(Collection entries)

++++++++++++++++++++

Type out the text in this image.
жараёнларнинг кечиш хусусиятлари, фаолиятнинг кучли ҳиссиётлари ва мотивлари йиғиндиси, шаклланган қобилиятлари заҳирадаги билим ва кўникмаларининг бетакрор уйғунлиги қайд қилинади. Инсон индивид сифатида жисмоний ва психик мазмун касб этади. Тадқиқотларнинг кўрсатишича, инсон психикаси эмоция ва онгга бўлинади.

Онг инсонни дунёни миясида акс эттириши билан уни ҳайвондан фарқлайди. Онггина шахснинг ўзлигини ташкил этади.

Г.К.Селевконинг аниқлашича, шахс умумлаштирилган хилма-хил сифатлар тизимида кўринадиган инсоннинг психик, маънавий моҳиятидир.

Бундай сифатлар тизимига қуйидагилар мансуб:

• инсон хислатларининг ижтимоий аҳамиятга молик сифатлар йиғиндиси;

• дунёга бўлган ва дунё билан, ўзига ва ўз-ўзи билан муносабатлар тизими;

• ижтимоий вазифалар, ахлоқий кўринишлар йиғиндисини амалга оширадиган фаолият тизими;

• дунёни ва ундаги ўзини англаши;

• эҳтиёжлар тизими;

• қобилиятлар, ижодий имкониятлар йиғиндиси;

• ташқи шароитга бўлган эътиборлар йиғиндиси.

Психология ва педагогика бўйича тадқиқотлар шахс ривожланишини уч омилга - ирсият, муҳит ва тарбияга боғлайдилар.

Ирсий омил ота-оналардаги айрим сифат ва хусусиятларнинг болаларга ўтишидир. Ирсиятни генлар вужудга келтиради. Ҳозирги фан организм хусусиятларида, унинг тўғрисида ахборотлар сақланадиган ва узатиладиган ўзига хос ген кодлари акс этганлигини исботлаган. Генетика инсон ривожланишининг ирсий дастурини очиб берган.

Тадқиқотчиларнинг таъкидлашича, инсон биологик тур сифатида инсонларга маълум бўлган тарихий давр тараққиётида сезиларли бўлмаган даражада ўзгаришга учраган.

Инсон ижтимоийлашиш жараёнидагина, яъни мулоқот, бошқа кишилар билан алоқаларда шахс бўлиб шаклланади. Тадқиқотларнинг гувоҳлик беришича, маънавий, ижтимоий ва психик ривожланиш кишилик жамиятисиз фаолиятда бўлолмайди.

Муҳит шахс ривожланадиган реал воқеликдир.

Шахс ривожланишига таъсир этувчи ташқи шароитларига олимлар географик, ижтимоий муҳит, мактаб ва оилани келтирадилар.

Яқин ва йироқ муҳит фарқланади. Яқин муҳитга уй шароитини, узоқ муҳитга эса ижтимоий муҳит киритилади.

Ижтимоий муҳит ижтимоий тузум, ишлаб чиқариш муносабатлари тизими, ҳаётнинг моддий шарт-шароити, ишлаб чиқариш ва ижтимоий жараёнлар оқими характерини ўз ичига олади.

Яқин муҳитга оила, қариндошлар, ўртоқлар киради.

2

++++++++++++++++++++

Each line that holds the word "этади" should be extracted from the records.

- _Worked solution_:
жараёнларнинг кечиш хусусиятлари, фаолиятнинг кучли ҳиссиётлари ва мотивлари йиғиндиси, шаклланган қобилиятлари заҳирадаги билим ва кўникмаларининг бетакрор уйғунлиги қайд қилинади. Инсон индивид сифатида жисмоний ва психик мазмун касб этади. Тадқиқотларнинг кўрсатишича, инсон психикаси эмоция ва онгга бўлинади.
Онг инсонни дунёни миясида акс эттириши билан уни ҳайвондан фарқлайди. Онггина шахснинг ўзлигини ташкил этади.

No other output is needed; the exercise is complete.